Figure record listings
________________________

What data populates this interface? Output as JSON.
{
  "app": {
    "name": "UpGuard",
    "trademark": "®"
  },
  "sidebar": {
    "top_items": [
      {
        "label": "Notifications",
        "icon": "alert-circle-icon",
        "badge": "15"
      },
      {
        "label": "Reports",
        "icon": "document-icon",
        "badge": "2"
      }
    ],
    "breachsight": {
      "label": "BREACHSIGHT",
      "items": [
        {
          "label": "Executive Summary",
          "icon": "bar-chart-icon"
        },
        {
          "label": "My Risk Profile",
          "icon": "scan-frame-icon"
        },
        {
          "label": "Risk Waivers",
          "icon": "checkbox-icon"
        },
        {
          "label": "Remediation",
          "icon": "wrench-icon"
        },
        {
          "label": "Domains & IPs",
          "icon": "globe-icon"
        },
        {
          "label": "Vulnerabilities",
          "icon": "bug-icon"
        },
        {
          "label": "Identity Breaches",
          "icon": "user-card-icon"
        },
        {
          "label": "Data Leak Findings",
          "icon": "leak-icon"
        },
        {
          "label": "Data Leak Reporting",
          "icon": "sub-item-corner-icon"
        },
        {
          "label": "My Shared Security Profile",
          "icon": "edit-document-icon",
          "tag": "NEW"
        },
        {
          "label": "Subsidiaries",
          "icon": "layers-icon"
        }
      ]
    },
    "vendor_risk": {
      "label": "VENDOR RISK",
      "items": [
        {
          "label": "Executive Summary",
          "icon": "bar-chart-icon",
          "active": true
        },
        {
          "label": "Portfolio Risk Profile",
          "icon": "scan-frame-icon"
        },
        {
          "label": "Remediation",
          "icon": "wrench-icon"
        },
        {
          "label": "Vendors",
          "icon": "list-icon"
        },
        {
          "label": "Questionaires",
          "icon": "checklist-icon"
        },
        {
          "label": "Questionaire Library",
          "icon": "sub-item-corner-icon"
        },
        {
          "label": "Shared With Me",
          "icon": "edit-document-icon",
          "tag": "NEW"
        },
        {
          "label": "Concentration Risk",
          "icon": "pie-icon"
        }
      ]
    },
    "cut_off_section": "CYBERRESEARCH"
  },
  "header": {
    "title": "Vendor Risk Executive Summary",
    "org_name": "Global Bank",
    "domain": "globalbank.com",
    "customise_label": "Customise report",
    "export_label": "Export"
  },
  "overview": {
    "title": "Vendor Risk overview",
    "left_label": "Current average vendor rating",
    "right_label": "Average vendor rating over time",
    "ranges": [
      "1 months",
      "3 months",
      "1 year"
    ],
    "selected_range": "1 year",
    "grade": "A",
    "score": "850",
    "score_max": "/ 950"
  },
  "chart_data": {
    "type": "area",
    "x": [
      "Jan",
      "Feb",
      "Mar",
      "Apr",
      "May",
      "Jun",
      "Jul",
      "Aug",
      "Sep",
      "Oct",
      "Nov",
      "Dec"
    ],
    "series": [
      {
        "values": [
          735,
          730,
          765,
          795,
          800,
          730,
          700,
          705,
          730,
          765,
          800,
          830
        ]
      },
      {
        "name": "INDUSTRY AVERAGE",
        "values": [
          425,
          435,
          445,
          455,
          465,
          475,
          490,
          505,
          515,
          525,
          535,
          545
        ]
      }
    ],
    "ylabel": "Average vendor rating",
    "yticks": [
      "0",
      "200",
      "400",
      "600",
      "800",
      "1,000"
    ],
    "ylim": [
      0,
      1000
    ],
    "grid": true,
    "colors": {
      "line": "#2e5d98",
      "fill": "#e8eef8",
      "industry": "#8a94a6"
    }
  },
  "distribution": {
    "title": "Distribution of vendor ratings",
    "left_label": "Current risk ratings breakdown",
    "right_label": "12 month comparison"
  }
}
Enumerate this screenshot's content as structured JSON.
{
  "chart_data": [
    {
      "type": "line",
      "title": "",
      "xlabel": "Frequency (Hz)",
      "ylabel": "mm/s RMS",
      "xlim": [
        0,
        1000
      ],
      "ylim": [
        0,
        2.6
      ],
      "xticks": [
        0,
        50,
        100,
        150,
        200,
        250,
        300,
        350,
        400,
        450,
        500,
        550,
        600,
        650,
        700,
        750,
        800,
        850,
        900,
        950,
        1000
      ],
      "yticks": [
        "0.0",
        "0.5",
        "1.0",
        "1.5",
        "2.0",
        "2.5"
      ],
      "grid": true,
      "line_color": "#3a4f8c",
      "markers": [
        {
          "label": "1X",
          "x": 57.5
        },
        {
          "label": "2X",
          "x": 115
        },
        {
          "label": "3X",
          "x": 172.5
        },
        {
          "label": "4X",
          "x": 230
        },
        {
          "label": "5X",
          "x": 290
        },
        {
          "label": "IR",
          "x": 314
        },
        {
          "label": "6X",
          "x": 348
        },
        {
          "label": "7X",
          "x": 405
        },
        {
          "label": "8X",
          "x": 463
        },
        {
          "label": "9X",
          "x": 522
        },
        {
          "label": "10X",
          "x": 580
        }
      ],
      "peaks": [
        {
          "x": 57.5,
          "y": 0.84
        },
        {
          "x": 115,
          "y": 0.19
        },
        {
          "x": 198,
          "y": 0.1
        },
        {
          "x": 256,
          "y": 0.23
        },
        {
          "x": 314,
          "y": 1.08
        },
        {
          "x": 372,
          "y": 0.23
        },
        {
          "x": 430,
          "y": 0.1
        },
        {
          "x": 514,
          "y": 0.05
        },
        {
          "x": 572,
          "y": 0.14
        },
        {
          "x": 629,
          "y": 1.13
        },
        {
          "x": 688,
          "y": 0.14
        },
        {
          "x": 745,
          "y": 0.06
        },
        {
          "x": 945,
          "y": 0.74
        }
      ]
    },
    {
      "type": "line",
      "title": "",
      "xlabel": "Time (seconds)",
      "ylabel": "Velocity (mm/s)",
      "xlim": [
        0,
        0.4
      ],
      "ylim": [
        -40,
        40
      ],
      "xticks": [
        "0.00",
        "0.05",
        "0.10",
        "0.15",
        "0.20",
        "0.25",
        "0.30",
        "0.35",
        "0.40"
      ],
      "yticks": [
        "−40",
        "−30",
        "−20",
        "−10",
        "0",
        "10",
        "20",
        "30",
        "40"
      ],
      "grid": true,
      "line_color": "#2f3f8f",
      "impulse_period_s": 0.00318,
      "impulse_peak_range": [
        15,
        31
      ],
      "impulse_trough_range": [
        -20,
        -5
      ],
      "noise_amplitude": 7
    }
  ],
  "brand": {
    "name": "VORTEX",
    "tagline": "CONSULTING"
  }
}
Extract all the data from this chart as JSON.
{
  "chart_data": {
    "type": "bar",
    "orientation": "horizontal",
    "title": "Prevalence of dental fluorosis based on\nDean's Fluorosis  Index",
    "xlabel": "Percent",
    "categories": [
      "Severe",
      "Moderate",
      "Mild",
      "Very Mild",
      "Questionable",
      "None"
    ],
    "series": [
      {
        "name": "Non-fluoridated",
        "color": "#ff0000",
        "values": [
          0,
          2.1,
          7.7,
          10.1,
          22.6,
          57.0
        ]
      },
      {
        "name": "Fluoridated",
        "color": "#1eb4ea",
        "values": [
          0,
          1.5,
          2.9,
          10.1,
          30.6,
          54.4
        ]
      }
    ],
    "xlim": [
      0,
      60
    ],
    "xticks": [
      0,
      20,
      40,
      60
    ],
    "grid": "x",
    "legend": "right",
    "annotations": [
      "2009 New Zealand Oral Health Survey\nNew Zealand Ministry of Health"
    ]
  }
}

________________________

_GIVEN REQUEST_
Go through the data above and find the lines with the word "this". Copy each of those lines.

_THE SOLUTION_
What data populates this interface? Output as JSON.
Enumerate this screenshot's content as structured JSON.
Extract all the data from this chart as JSON.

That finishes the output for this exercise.